Can you retype every record below exactly as written?

## begin Dataset excerpts

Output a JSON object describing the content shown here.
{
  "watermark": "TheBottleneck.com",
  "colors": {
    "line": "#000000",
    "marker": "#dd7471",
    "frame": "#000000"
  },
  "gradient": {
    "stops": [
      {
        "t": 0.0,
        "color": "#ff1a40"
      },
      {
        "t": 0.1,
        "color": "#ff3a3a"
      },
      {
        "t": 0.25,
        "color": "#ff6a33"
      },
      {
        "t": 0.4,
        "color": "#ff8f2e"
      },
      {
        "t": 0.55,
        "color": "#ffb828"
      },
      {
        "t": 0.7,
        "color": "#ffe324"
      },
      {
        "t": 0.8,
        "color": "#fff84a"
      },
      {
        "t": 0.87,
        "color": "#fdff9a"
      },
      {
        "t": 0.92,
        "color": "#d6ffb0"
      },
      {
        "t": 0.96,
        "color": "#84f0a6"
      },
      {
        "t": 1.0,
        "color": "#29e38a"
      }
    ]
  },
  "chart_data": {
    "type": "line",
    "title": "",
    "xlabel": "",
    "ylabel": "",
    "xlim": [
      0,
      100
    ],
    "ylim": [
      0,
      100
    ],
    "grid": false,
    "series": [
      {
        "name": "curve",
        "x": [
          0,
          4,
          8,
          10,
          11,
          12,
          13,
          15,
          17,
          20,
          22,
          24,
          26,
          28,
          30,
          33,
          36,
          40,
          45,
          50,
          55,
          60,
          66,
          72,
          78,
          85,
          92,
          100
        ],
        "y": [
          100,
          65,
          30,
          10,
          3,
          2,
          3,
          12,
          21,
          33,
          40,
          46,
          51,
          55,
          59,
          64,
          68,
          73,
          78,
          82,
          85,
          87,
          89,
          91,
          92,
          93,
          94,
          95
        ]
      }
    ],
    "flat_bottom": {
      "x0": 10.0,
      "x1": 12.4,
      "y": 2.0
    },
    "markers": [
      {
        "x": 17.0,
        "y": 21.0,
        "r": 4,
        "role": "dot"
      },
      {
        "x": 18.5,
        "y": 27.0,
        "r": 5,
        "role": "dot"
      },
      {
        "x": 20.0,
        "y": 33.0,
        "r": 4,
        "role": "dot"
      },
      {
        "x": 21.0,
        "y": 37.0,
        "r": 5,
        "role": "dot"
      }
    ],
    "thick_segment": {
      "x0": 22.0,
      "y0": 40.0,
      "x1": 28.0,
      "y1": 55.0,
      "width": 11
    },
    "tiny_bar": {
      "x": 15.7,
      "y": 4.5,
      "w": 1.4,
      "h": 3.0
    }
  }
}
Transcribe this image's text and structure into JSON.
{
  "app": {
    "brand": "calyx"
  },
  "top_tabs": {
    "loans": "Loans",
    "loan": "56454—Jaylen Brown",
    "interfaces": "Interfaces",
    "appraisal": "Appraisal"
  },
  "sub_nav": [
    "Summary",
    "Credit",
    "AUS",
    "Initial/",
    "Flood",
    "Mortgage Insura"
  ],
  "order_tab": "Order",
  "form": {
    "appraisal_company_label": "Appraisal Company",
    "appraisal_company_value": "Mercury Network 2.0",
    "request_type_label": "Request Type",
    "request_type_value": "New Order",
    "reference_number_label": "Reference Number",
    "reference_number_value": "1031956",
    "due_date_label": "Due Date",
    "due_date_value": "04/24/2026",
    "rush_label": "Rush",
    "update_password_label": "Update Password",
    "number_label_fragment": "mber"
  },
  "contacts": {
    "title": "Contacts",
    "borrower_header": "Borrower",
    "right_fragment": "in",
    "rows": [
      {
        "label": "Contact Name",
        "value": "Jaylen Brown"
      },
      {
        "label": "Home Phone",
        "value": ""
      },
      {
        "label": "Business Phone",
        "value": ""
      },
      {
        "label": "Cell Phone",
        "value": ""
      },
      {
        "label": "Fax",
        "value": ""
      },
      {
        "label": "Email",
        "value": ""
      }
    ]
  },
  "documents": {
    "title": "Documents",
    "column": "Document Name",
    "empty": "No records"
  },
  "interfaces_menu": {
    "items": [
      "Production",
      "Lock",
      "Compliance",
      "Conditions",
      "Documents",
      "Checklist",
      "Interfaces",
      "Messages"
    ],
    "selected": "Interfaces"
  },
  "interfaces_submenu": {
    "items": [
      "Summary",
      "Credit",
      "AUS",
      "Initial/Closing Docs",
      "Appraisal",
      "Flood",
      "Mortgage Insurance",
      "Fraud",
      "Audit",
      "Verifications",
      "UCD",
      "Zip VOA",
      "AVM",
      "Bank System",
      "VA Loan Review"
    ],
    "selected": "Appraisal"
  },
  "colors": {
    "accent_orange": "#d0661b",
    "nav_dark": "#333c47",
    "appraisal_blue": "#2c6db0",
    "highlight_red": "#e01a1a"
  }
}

## end Dataset excerpts

◆ Exercise result:
Output a JSON object describing the content shown here.
{
  "watermark": "TheBottleneck.com",
  "colors": {
    "line": "#000000",
    "marker": "#dd7471",
    "frame": "#000000"
  },
  "gradient": {
    "stops": [
      {
        "t": 0.0,
        "color": "#ff1a40"
      },
      {
        "t": 0.1,
        "color": "#ff3a3a"
      },
      {
        "t": 0.25,
        "color": "#ff6a33"
      },
      {
        "t": 0.4,
        "color": "#ff8f2e"
      },
      {
        "t": 0.55,
        "color": "#ffb828"
      },
      {
        "t": 0.7,
        "color": "#ffe324"
      },
      {
        "t": 0.8,
        "color": "#fff84a"
      },
      {
        "t": 0.87,
        "color": "#fdff9a"
      },
      {
        "t": 0.92,
        "color": "#d6ffb0"
      },
      {
        "t": 0.96,
        "color": "#84f0a6"
      },
      {
        "t": 1.0,
        "color": "#29e38a"
      }
    ]
  },
  "chart_data": {
    "type": "line",
    "title": "",
    "xlabel": "",
    "ylabel": "",
    "xlim": [
      0,
      100
    ],
    "ylim": [
      0,
      100
    ],
    "grid": false,
    "series": [
      {
        "name": "curve",
        "x": [
          0,
          4,
          8,
          10,
          11,
          12,
          13,
          15,
          17,
          20,
          22,
          24,
          26,
          28,
          30,
          33,
          36,
          40,
          45,
          50,
          55,
          60,
          66,
          72,
          78,
          85,
          92,
          100
        ],
        "y": [
          100,
          65,
          30,
          10,
          3,
          2,
          3,
          12,
          21,
          33,
          40,
          46,
          51,
          55,
          59,
          64,
          68,
          73,
          78,
          82,
          85,
          87,
          89,
          91,
          92,
          93,
          94,
          95
        ]
      }
    ],
    "flat_bottom": {
      "x0": 10.0,
      "x1": 12.4,
      "y": 2.0
    },
    "markers": [
      {
        "x": 17.0,
        "y": 21.0,
        "r": 4,
        "role": "dot"
      },
      {
        "x": 18.5,
        "y": 27.0,
        "r": 5,
        "role": "dot"
      },
      {
        "x": 20.0,
        "y": 33.0,
        "r": 4,
        "role": "dot"
      },
      {
        "x": 21.0,
        "y": 37.0,
        "r": 5,
        "role": "dot"
      }
    ],
    "thick_segment": {
      "x0": 22.0,
      "y0": 40.0,
      "x1": 28.0,
      "y1": 55.0,
      "width": 11
    },
    "tiny_bar": {
      "x": 15.7,
      "y": 4.5,
      "w": 1.4,
      "h": 3.0
    }
  }
}
Transcribe this image's text and structure into JSON.
{
  "app": {
    "brand": "calyx"
  },
  "top_tabs": {
    "loans": "Loans",
    "loan": "56454—Jaylen Brown",
    "interfaces": "Interfaces",
    "appraisal": "Appraisal"
  },
  "sub_nav": [
    "Summary",
    "Credit",
    "AUS",
    "Initial/",
    "Flood",
    "Mortgage Insura"
  ],
  "order_tab": "Order",
  "form": {
    "appraisal_company_label": "Appraisal Company",
    "appraisal_company_value": "Mercury Network 2.0",
    "request_type_label": "Request Type",
    "request_type_value": "New Order",
    "reference_number_label": "Reference Number",
    "reference_number_value": "1031956",
    "due_date_label": "Due Date",
    "due_date_value": "04/24/2026",
    "rush_label": "Rush",
    "update_password_label": "Update Password",
    "number_label_fragment": "mber"
  },
  "contacts": {
    "title": "Contacts",
    "borrower_header": "Borrower",
    "right_fragment": "in",
    "rows": [
      {
        "label": "Contact Name",
        "value": "Jaylen Brown"
      },
      {
        "label": "Home Phone",
        "value": ""
      },
      {
        "label": "Business Phone",
        "value": ""
      },
      {
        "label": "Cell Phone",
        "value": ""
      },
      {
        "label": "Fax",
        "value": ""
      },
      {
        "label": "Email",
        "value": ""
      }
    ]
  },
  "documents": {
    "title": "Documents",
    "column": "Document Name",
    "empty": "No records"
  },
  "interfaces_menu": {
    "items": [
      "Production",
      "Lock",
      "Compliance",
      "Conditions",
      "Documents",
      "Checklist",
      "Interfaces",
      "Messages"
    ],
    "selected": "Interfaces"
  },
  "interfaces_submenu": {
    "items": [
      "Summary",
      "Credit",
      "AUS",
      "Initial/Closing Docs",
      "Appraisal",
      "Flood",
      "Mortgage Insurance",
      "Fraud",
      "Audit",
      "Verifications",
      "UCD",
      "Zip VOA",
      "AVM",
      "Bank System",
      "VA Loan Review"
    ],
    "selected": "Appraisal"
  },
  "colors": {
    "accent_orange": "#d0661b",
    "nav_dark": "#333c47",
    "appraisal_blue": "#2c6db0",
    "highlight_red": "#e01a1a"
  }
}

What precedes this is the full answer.